Start of INFORMATION PROVIDED

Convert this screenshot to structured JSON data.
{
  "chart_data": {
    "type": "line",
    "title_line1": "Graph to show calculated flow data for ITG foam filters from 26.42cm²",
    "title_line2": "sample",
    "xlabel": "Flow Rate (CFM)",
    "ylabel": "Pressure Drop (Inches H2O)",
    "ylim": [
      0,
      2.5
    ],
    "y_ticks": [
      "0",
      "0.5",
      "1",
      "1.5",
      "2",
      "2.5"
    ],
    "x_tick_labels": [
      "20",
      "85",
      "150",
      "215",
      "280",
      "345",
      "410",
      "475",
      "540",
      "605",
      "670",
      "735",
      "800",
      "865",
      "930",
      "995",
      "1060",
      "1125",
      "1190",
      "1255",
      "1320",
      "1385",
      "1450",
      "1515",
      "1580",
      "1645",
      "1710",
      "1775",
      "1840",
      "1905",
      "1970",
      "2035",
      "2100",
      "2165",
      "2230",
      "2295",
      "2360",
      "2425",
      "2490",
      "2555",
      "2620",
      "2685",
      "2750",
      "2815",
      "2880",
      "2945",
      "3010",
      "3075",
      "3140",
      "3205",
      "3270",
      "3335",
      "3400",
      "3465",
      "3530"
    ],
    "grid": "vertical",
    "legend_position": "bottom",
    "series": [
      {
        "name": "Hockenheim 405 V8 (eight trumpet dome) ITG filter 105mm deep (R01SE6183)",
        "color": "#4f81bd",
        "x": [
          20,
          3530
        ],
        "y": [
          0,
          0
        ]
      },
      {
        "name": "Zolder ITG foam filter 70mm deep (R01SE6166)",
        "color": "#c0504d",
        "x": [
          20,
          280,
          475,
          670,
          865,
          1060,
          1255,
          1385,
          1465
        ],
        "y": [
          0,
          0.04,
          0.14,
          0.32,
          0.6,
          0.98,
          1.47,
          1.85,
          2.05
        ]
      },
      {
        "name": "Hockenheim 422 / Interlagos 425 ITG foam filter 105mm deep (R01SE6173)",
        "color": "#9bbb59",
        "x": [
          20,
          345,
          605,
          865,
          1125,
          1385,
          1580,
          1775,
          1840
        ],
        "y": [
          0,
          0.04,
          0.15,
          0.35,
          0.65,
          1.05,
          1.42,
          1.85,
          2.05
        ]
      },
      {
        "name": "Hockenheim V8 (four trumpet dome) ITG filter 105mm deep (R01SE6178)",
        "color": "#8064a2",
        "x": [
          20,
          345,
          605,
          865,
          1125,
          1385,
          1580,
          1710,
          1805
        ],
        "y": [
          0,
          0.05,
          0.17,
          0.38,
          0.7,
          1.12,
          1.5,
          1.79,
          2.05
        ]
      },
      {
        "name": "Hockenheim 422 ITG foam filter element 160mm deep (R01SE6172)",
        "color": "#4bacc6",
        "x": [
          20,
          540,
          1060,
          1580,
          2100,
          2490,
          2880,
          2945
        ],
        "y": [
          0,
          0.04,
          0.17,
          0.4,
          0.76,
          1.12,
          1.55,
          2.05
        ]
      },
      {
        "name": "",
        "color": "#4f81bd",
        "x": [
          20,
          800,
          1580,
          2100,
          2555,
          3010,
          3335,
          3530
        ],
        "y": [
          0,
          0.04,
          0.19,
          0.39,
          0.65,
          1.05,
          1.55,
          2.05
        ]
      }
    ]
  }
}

End of INFORMATION PROVIDED

> [YOUR INSTRUCTIONS]: Make an exact copy of the listing, including every line.

> [EXERCISE RESULT]:
Convert this screenshot to structured JSON data.
{
  "chart_data": {
    "type": "line",
    "title_line1": "Graph to show calculated flow data for ITG foam filters from 26.42cm²",
    "title_line2": "sample",
    "xlabel": "Flow Rate (CFM)",
    "ylabel": "Pressure Drop (Inches H2O)",
    "ylim": [
      0,
      2.5
    ],
    "y_ticks": [
      "0",
      "0.5",
      "1",
      "1.5",
      "2",
      "2.5"
    ],
    "x_tick_labels": [
      "20",
      "85",
      "150",
      "215",
      "280",
      "345",
      "410",
      "475",
      "540",
      "605",
      "670",
      "735",
      "800",
      "865",
      "930",
      "995",
      "1060",
      "1125",
      "1190",
      "1255",
      "1320",
      "1385",
      "1450",
      "1515",
      "1580",
      "1645",
      "1710",
      "1775",
      "1840",
      "1905",
      "1970",
      "2035",
      "2100",
      "2165",
      "2230",
      "2295",
      "2360",
      "2425",
      "2490",
      "2555",
      "2620",
      "2685",
      "2750",
      "2815",
      "2880",
      "2945",
      "3010",
      "3075",
      "3140",
      "3205",
      "3270",
      "3335",
      "3400",
      "3465",
      "3530"
    ],
    "grid": "vertical",
    "legend_position": "bottom",
    "series": [
      {
        "name": "Hockenheim 405 V8 (eight trumpet dome) ITG filter 105mm deep (R01SE6183)",
        "color": "#4f81bd",
        "x": [
          20,
          3530
        ],
        "y": [
          0,
          0
        ]
      },
      {
        "name": "Zolder ITG foam filter 70mm deep (R01SE6166)",
        "color": "#c0504d",
        "x": [
          20,
          280,
          475,
          670,
          865,
          1060,
          1255,
          1385,
          1465
        ],
        "y": [
          0,
          0.04,
          0.14,
          0.32,
          0.6,
          0.98,
          1.47,
          1.85,
          2.05
        ]
      },
      {
        "name": "Hockenheim 422 / Interlagos 425 ITG foam filter 105mm deep (R01SE6173)",
        "color": "#9bbb59",
        "x": [
          20,
          345,
          605,
          865,
          1125,
          1385,
          1580,
          1775,
          1840
        ],
        "y": [
          0,
          0.04,
          0.15,
          0.35,
          0.65,
          1.05,
          1.42,
          1.85,
          2.05
        ]
      },
      {
        "name": "Hockenheim V8 (four trumpet dome) ITG filter 105mm deep (R01SE6178)",
        "color": "#8064a2",
        "x": [
          20,
          345,
          605,
          865,
          1125,
          1385,
          1580,
          1710,
          1805
        ],
        "y": [
          0,
          0.05,
          0.17,
          0.38,
          0.7,
          1.12,
          1.5,
          1.79,
          2.05
        ]
      },
      {
        "name": "Hockenheim 422 ITG foam filter element 160mm deep (R01SE6172)",
        "color": "#4bacc6",
        "x": [
          20,
          540,
          1060,
          1580,
          2100,
          2490,
          2880,
          2945
        ],
        "y": [
          0,
          0.04,
          0.17,
          0.4,
          0.76,
          1.12,
          1.55,
          2.05
        ]
      },
      {
        "name": "",
        "color": "#4f81bd",
        "x": [
          20,
          800,
          1580,
          2100,
          2555,
          3010,
          3335,
          3530
        ],
        "y": [
          0,
          0.04,
          0.19,
          0.39,
          0.65,
          1.05,
          1.55,
          2.05
        ]
      }
    ]
  }
}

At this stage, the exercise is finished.